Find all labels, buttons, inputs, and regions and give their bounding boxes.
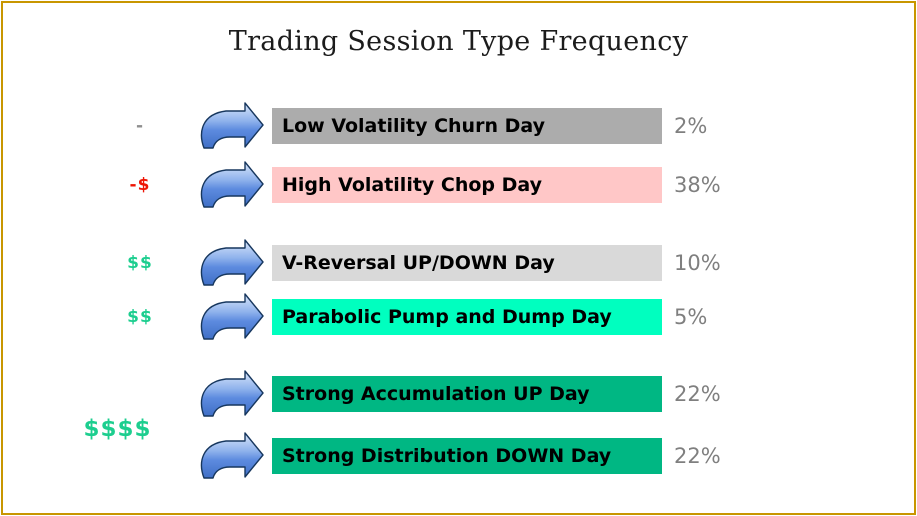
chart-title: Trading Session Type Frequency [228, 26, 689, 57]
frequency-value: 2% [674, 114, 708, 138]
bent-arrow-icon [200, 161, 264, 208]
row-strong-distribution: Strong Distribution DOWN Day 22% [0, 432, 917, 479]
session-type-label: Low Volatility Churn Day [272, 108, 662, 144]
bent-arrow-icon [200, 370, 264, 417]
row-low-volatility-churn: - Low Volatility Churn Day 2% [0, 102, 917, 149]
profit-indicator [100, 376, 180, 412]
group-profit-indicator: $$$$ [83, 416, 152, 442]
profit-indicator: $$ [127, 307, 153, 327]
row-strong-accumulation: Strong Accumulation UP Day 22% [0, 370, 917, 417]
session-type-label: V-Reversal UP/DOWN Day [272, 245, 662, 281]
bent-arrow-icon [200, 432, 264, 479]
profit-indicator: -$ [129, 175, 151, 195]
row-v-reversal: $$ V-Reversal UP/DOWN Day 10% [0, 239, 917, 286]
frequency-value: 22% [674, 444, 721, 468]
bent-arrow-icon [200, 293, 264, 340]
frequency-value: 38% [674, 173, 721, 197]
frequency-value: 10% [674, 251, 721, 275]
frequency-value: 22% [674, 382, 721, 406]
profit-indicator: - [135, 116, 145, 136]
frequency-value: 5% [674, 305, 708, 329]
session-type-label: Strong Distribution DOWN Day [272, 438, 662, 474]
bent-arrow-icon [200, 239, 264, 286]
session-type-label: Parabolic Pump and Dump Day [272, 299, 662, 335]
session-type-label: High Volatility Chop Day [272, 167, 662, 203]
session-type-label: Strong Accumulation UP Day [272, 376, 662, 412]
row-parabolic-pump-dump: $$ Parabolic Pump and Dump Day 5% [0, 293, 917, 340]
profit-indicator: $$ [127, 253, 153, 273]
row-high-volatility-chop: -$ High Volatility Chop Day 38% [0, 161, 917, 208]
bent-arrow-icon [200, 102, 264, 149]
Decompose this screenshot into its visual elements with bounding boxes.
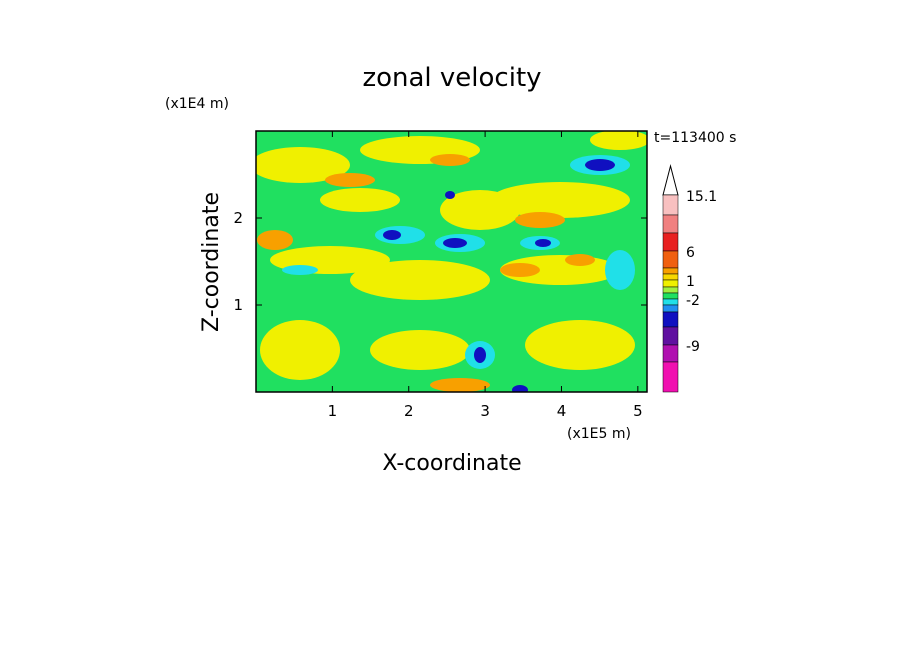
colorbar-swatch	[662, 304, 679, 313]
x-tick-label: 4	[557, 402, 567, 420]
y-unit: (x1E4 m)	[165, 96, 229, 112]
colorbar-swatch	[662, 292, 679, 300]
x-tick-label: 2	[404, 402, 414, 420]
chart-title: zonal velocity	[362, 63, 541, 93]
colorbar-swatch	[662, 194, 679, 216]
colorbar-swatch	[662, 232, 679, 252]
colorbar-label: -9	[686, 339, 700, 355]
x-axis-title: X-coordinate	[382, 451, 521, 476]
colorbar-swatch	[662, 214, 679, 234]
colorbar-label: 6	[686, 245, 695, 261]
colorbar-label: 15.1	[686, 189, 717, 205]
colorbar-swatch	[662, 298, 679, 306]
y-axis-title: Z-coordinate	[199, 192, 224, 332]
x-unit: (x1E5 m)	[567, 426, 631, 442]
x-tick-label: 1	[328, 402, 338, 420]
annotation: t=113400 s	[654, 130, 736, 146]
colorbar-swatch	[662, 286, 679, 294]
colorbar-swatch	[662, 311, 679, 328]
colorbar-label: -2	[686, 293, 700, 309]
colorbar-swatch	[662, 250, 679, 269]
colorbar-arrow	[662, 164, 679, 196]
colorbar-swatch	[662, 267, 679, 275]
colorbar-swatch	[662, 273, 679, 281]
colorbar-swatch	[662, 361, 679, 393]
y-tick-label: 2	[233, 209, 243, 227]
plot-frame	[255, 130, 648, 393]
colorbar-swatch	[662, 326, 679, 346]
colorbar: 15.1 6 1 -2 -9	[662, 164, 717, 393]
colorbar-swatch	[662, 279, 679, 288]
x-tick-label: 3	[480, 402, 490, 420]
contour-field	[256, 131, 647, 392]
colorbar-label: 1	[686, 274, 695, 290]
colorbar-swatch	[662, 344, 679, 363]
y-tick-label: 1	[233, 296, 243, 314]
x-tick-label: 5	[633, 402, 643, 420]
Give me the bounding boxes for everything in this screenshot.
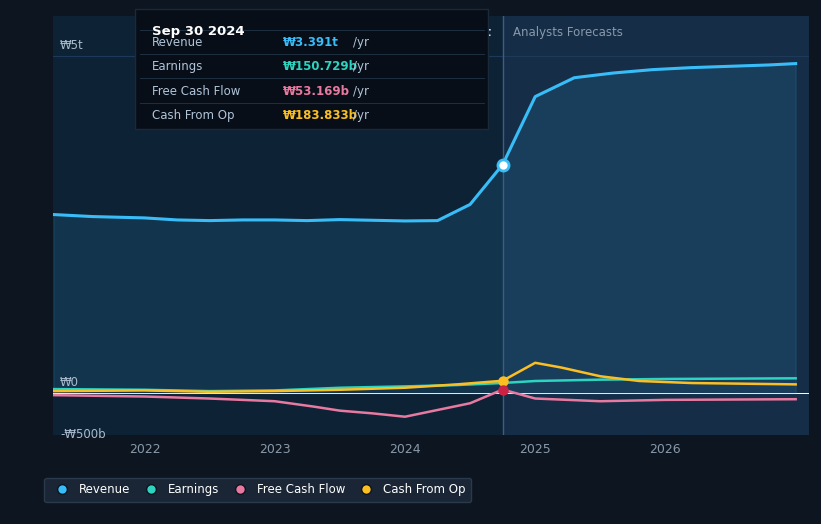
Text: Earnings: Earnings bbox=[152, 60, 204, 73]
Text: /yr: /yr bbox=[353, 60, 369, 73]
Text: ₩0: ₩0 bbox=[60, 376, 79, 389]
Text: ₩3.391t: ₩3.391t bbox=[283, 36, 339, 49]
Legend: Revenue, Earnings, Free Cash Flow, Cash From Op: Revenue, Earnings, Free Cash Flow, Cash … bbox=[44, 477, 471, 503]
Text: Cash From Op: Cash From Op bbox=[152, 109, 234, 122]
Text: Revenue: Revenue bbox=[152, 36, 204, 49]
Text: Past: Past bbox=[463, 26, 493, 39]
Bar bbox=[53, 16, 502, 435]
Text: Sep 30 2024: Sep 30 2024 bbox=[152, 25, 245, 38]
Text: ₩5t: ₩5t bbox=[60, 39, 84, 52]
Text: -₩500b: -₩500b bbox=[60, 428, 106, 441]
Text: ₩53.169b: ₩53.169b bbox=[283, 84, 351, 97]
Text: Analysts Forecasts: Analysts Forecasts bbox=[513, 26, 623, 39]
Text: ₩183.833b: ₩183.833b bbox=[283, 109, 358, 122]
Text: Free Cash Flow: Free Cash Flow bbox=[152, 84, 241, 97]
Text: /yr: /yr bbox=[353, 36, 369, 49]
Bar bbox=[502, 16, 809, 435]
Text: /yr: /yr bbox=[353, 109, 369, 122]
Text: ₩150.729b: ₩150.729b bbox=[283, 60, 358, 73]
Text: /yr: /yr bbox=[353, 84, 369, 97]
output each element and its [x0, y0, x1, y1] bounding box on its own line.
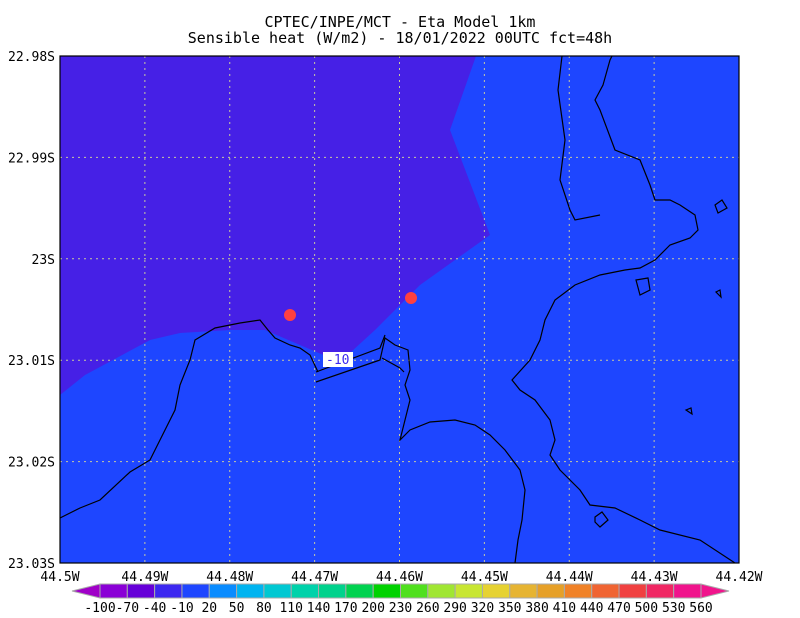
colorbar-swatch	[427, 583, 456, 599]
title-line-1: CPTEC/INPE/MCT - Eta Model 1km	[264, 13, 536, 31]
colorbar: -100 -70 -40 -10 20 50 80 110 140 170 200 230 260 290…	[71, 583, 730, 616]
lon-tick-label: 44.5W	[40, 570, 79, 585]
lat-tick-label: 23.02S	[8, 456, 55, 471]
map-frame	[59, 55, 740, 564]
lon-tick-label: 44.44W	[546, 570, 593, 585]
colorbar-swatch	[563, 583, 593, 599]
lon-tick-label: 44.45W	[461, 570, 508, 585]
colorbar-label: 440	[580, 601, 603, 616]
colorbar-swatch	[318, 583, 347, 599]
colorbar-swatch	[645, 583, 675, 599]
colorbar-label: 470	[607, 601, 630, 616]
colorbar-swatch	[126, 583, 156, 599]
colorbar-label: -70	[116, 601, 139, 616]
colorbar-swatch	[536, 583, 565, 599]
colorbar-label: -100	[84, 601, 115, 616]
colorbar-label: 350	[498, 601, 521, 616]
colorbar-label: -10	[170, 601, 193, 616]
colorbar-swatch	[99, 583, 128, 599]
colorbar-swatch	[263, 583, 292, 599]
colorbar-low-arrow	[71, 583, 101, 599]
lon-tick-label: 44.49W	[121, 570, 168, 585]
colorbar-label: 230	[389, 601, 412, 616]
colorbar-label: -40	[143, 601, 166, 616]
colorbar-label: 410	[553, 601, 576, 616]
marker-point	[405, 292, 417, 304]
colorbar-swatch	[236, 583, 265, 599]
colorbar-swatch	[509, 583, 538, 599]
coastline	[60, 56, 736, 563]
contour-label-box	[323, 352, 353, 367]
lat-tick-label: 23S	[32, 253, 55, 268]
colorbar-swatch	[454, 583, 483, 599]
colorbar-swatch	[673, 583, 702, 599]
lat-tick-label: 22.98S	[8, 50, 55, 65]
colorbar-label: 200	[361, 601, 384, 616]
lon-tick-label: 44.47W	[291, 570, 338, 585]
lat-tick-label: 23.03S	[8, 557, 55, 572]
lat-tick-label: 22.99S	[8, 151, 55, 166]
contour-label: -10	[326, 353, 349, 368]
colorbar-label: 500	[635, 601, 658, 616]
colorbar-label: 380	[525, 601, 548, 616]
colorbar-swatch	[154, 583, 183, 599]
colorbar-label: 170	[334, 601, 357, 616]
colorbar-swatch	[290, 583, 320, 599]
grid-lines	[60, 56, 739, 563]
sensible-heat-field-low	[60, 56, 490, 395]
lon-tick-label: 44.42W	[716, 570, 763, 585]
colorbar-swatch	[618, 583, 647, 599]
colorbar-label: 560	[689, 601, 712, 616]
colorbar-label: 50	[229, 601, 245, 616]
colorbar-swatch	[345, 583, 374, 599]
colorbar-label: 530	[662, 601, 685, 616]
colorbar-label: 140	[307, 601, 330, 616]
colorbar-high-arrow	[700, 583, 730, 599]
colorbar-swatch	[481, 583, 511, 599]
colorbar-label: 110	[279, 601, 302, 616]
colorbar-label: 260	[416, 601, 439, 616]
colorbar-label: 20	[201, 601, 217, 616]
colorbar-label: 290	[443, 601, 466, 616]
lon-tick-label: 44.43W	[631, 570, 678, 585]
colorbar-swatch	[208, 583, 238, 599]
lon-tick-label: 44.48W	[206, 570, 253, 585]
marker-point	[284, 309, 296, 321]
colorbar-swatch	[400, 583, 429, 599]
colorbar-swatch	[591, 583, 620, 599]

#####

Copy the records word for word from their beginning through the line containing "Decompose this screenshot", including that line, and leave the pictures out of your copy.

Find all labels, buttons, inputs, and regions and give their bounding boxes.
chart-title: Trading Session Type Frequency [228, 26, 689, 57]
frequency-value: 2% [674, 114, 708, 138]
bent-arrow-icon [200, 161, 264, 208]
row-strong-distribution: Strong Distribution DOWN Day 22% [0, 432, 917, 479]
session-type-label: Low Volatility Churn Day [272, 108, 662, 144]
bent-arrow-icon [200, 370, 264, 417]
row-low-volatility-churn: - Low Volatility Churn Day 2% [0, 102, 917, 149]
profit-indicator [100, 376, 180, 412]
group-profit-indicator: $$$$ [83, 416, 152, 442]
profit-indicator: $$ [127, 307, 153, 327]
row-strong-accumulation: Strong Accumulation UP Day 22% [0, 370, 917, 417]
session-type-label: V-Reversal UP/DOWN Day [272, 245, 662, 281]
bent-arrow-icon [200, 432, 264, 479]
profit-indicator: -$ [129, 175, 151, 195]
row-v-reversal: $$ V-Reversal UP/DOWN Day 10% [0, 239, 917, 286]
frequency-value: 22% [674, 444, 721, 468]
bent-arrow-icon [200, 293, 264, 340]
frequency-value: 38% [674, 173, 721, 197]
frequency-value: 10% [674, 251, 721, 275]
frequency-value: 22% [674, 382, 721, 406]
profit-indicator: - [135, 116, 145, 136]
frequency-value: 5% [674, 305, 708, 329]
session-type-label: Strong Distribution DOWN Day [272, 438, 662, 474]
bent-arrow-icon [200, 239, 264, 286]
session-type-label: Parabolic Pump and Dump Day [272, 299, 662, 335]
session-type-label: High Volatility Chop Day [272, 167, 662, 203]
session-type-label: Strong Accumulation UP Day [272, 376, 662, 412]
row-parabolic-pump-dump: $$ Parabolic Pump and Dump Day 5% [0, 293, 917, 340]
profit-indicator: $$ [127, 253, 153, 273]
row-high-volatility-chop: -$ High Volatility Chop Day 38% [0, 161, 917, 208]
bent-arrow-icon [200, 102, 264, 149]
Decompose this screenshot into its visual elements with bounding boxes.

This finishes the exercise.